# [INSTRUCTIONS TO FOLLOW]
Identify all lines of the data containing the string "frescas" and copy them.

[Dataset records on visual material]

++++++++

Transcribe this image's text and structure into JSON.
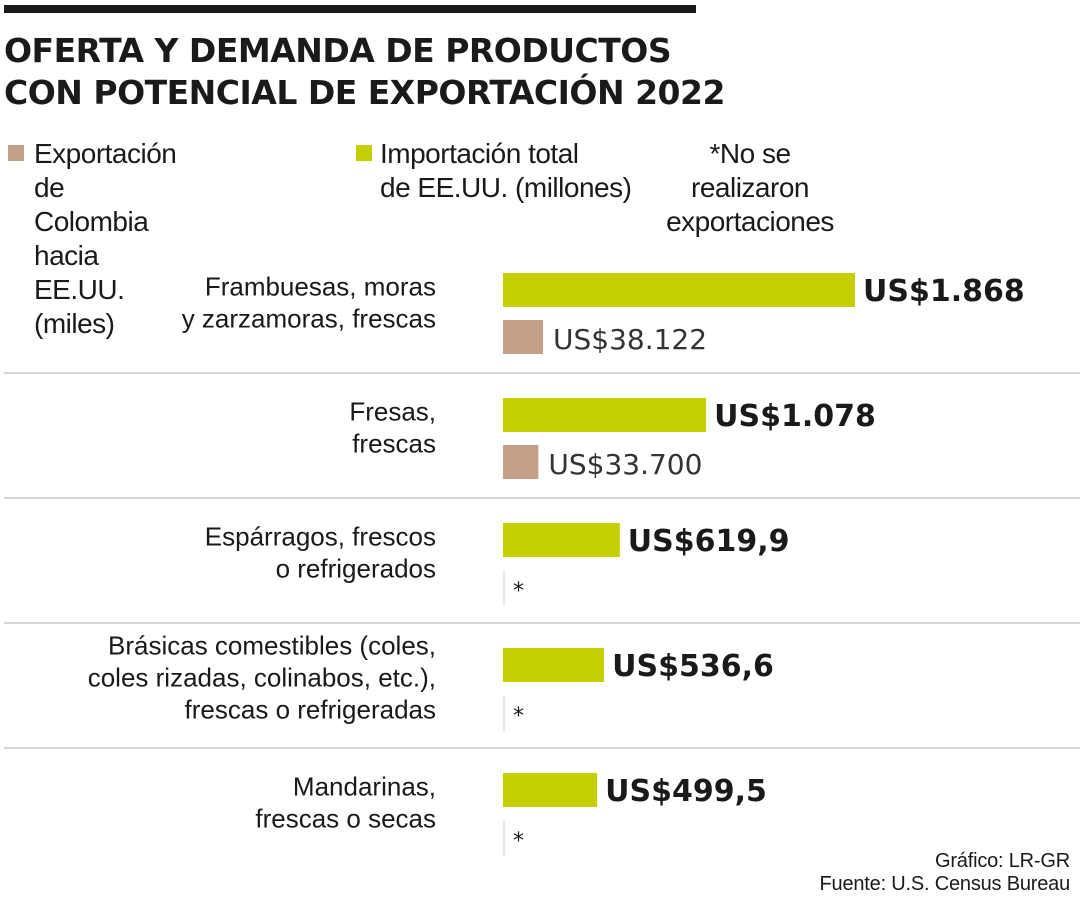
{
  "title_line1": "OFERTA Y DEMANDA DE PRODUCTOS",
  "title_line2": "CON POTENCIAL DE EXPORTACIÓN 2022",
  "legend": {
    "export_label": "Exportación de Colombia\nhacia EE.UU. (miles)",
    "import_label": "Importación total\nde EE.UU. (millones)",
    "note": "*No se realizaron\nexportaciones"
  },
  "colors": {
    "import": "#c6d000",
    "export": "#c4a08a",
    "divider": "#c8c8c8",
    "title": "#1a1a1a"
  },
  "chart_data": {
    "type": "bar",
    "orientation": "horizontal",
    "title": "OFERTA Y DEMANDA DE PRODUCTOS CON POTENCIAL DE EXPORTACIÓN 2022",
    "categories": [
      [
        "Frambuesas, moras",
        "y zarzamoras, frescas"
      ],
      [
        "Fresas,",
        "frescas"
      ],
      [
        "Espárragos, frescos",
        "o refrigerados"
      ],
      [
        "Brásicas comestibles (coles,",
        "coles rizadas, colinabos, etc.),",
        "frescas o refrigeradas"
      ],
      [
        "Mandarinas,",
        "frescas o secas"
      ]
    ],
    "series": [
      {
        "name": "Importación total de EE.UU. (millones)",
        "values": [
          1868,
          1078,
          619.9,
          536.6,
          499.5
        ],
        "labels": [
          "US$1.868",
          "US$1.078",
          "US$619,9",
          "US$536,6",
          "US$499,5"
        ]
      },
      {
        "name": "Exportación de Colombia hacia EE.UU. (miles)",
        "values": [
          38122,
          33700,
          null,
          null,
          null
        ],
        "labels": [
          "US$38.122",
          "US$33.700",
          "*",
          "*",
          "*"
        ]
      }
    ]
  },
  "footer": {
    "credit": "Gráfico: LR-GR",
    "source": "Fuente: U.S. Census Bureau"
  }
}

++++++++

# [ANSWER FOR THE TASK]
        "y zarzamoras, frescas"
        "frescas"
        "frescas o refrigeradas"
        "frescas o secas"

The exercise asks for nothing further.